- _Extrait à lire_:
Au
matin du 4 juillet, la journée s'annonce encore plus chaude que la veille. De plus les Francs se trouvent sous le

vent. Saladin positionne ses troupes afin de bloquer
toute tentative de sortie, et fait mettre le feu aux broussailles. Le vent pousse la fumée et le feu vers les Croisés. Sans eau pour se rafraîchir, les Francs étouffent sous leur imposantes
cuirasses. Avec l'énergie du désespoir, ils mènent cependant des combats pour tenter de percer les lignes ennemies et de gagner les rives du lac de Tibériade.
Peu à peu, les Francs sont repoussés et contraints de se rassembler sur une élévation appelée les Cornes de Hattin, un piton basaltique dominant la plaine voisine. Raymond de Tripoli réussit à se
créer une sortie vers Séfourièh en emmenant avec lui le fils du prince d'Antioche, ses chevaliers et quelques barons syriens. Quelques détachements réussissent également à s'enfuir vers Tyr.

(Données enregistrées)
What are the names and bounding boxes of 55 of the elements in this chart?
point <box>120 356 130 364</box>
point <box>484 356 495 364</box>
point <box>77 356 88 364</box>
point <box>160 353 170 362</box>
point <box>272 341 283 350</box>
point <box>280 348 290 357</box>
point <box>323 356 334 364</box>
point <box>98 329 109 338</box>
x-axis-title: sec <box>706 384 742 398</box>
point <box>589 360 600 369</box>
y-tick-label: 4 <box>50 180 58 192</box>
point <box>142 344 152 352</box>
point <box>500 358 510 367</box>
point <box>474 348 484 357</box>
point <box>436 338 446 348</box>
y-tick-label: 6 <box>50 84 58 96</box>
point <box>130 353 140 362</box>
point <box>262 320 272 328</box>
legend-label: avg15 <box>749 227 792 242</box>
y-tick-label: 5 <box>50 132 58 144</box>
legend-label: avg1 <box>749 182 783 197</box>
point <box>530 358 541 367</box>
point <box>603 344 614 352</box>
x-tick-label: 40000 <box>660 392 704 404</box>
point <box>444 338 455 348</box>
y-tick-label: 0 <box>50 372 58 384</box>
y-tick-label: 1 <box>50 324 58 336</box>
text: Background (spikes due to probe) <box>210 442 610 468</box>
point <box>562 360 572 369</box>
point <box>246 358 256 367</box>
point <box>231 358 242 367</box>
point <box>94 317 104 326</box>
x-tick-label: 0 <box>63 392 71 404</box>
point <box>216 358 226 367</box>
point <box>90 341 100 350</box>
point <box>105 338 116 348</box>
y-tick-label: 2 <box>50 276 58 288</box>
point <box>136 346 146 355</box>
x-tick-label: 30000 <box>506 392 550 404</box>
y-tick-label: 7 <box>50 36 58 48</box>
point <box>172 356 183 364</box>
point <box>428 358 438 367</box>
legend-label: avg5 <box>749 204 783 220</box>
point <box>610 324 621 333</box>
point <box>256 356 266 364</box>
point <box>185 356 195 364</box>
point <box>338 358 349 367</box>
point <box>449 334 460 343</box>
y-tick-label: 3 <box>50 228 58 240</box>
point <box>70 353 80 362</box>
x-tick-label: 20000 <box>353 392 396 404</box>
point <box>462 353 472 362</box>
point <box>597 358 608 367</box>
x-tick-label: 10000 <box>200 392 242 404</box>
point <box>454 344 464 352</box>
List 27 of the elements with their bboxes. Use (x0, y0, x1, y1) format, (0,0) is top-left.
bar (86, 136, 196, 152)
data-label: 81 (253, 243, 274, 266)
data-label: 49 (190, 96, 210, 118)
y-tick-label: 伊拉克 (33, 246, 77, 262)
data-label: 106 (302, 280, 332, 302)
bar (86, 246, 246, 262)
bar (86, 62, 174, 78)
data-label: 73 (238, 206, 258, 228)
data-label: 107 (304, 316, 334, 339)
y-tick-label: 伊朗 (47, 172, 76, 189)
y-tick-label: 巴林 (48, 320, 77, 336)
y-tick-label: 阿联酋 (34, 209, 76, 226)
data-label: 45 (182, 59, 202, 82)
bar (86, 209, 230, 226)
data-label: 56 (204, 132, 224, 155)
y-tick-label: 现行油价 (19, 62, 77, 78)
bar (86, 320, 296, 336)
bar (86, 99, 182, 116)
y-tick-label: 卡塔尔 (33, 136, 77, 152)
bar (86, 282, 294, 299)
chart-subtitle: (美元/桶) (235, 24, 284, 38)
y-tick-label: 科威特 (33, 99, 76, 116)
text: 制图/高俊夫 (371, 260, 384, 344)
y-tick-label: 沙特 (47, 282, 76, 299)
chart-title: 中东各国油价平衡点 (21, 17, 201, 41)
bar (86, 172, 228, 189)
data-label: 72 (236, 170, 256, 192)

- _Ensemble des consignes_:
1. Répondez aux questions suivantes sur l'extrait consacré aux combats entre Saladin et les Francs.
(a) À quoi Saladin fait-il mettre le feu ?
(b) Comment s'appelle l'élévation sur laquelle les Francs sont contraints de se rassembler ?
(c) Vers quelle localité Raymond de Tripoli parvient-il à se créer une sortie ?
2. Prolongez l'extrait sur les combats entre Saladin et les Francs en reprenant le récit après sa dernière phrase.

- _Réponses dans l'ordre_:
1.
(a) Aux broussailles.
(b) Les Cornes de Hattin, un piton basaltique dominant la plaine voisine.
(c) Vers Séfourièh.

2.
Le reste des forces défendent leur position élevée sur les Cornes de Hattin. Selon les récits des chroniqueurs la bataille est terrible, il y a beaucoup de morts, aussi bien côté croisés que côté
musulman. Çà et là agonisent des milliers de blessés enchevêtrés dans les cadavres des chevaux. La chute de la tente royale symbolise la défaite franque, alors que le roi et ses grands barons
parviennent à trouver réfuge dans la forteresse de Tibériade.